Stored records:

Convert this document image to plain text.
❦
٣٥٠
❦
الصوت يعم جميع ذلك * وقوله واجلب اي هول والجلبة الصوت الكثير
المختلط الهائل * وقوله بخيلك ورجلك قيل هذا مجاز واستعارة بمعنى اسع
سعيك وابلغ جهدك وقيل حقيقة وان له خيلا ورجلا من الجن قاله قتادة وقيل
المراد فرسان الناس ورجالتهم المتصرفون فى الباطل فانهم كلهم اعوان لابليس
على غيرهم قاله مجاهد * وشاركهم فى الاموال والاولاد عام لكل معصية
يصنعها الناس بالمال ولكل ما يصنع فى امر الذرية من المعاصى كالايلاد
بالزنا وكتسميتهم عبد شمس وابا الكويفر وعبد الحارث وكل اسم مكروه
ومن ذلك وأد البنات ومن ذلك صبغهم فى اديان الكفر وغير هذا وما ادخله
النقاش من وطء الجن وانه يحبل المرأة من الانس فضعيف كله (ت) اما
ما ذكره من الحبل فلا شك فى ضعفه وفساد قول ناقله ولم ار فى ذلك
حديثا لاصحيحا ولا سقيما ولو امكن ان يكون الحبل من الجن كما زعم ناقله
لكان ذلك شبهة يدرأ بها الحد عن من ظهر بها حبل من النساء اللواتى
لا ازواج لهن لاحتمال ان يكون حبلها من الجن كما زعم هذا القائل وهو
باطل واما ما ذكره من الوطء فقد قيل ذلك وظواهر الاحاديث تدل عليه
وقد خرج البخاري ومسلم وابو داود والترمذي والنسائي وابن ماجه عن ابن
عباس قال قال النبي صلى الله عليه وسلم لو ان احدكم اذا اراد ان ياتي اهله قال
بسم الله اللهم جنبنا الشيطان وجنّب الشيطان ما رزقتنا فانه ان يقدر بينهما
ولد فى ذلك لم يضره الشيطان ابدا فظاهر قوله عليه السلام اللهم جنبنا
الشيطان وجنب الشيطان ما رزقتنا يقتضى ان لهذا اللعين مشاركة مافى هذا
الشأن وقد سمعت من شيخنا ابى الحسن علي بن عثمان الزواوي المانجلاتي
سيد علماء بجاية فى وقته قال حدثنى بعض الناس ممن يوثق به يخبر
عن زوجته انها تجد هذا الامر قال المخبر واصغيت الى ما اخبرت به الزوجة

...

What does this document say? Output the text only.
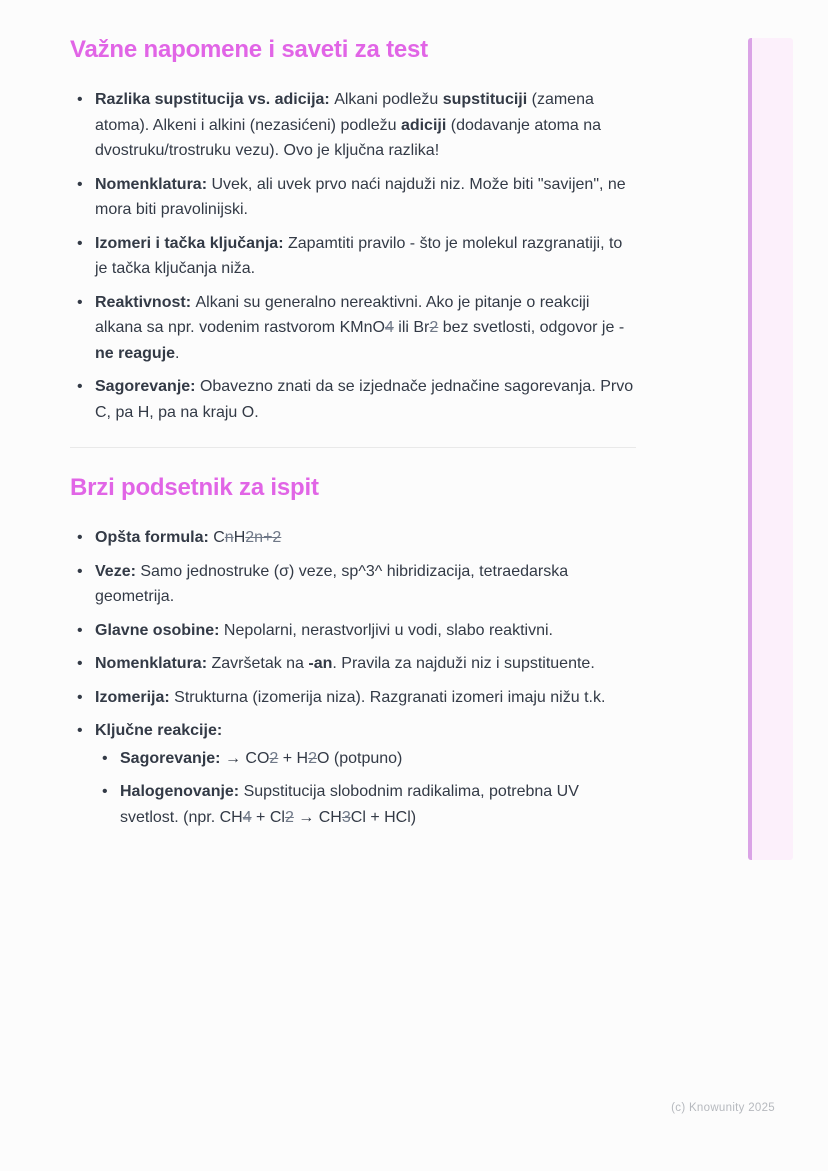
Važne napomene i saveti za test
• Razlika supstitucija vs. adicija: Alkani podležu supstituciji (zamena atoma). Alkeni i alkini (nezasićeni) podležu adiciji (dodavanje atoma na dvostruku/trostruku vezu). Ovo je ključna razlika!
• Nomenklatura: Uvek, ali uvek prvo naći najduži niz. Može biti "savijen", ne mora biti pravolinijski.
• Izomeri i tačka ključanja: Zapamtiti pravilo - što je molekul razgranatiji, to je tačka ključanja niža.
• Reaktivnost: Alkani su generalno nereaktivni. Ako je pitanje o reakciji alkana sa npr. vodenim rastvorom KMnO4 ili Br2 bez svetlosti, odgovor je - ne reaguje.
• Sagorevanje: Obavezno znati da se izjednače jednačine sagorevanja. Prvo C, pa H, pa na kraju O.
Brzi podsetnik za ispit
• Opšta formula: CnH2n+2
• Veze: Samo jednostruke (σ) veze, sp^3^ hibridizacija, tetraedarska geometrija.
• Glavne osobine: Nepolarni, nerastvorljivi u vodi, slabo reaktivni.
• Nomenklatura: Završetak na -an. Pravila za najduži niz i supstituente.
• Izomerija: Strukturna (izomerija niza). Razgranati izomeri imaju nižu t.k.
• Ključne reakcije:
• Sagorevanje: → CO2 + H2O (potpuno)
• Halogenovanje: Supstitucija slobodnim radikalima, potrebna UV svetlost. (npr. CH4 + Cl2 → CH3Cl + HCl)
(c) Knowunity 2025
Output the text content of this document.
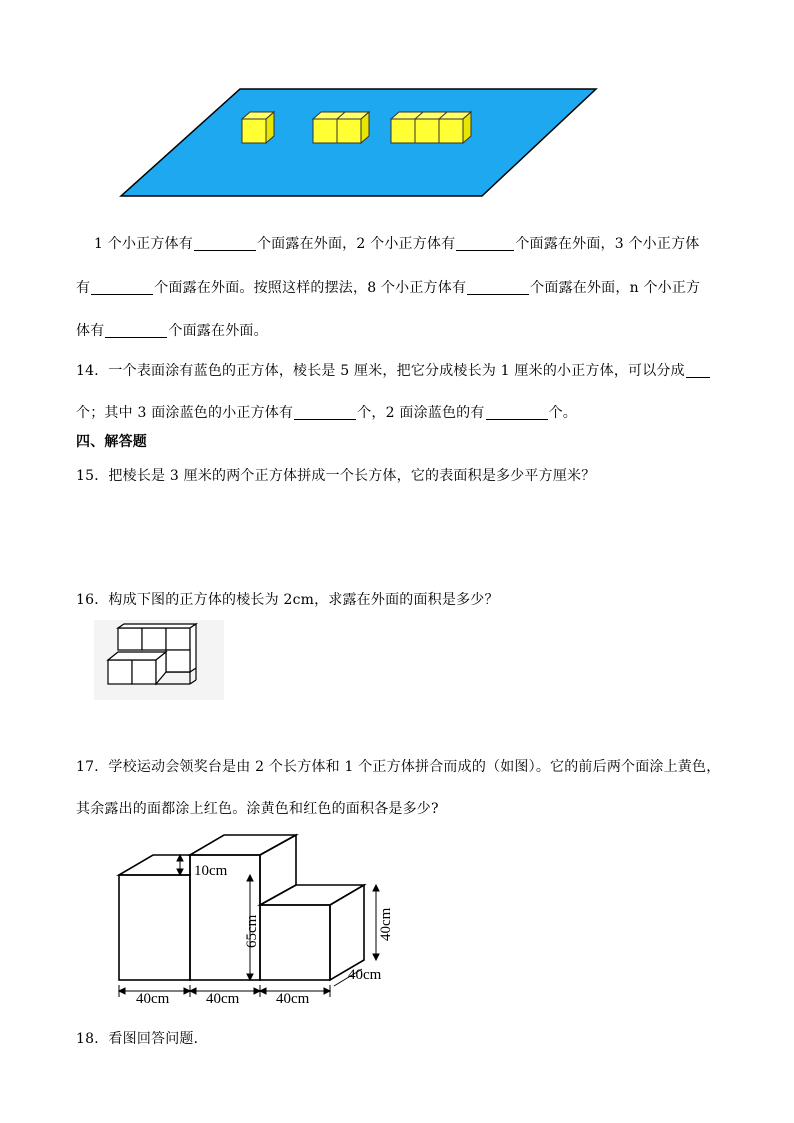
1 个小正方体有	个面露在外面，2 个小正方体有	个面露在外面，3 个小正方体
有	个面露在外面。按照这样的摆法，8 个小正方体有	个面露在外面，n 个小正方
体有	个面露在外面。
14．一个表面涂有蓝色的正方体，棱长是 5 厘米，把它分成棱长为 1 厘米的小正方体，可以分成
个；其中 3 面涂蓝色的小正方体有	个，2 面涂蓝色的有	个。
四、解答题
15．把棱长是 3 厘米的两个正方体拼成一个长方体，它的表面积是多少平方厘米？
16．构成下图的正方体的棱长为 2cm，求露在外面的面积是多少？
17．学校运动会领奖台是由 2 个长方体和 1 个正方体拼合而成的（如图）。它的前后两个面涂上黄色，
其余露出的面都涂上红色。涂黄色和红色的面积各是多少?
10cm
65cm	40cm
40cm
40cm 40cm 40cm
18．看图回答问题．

• **YOUR TASK**: Find every line holding the word "ذكره"; give their count and nothing else.

• **COMPLETE RESPONSE**: 2